= Data records =
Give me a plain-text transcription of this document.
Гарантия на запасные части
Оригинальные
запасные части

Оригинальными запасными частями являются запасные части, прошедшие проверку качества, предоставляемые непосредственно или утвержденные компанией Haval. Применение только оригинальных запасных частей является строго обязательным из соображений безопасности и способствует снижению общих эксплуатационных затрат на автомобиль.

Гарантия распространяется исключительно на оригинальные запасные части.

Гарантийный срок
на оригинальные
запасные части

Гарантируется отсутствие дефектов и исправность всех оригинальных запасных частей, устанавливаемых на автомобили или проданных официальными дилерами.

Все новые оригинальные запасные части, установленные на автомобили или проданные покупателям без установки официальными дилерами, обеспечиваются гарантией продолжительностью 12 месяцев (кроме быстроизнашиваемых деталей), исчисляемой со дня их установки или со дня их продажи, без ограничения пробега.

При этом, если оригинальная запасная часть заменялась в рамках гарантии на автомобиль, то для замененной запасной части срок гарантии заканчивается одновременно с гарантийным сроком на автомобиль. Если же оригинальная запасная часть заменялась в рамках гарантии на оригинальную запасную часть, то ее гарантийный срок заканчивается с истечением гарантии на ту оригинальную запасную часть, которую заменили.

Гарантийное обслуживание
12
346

= Given exercise =
Return each line in the records that holds the string "официальными".

= Exercise response =
Гарантируется отсутствие дефектов и исправность всех оригинальных запасных частей, устанавливаемых на автомобили или проданных официальными дилерами.
Все новые оригинальные запасные части, установленные на автомобили или проданные покупателям без установки официальными дилерами, обеспечиваются гарантией продолжительностью 12 месяцев (кроме быстроизнашиваемых деталей), исчисляемой со дня их установки или со дня их продажи, без ограничения пробега.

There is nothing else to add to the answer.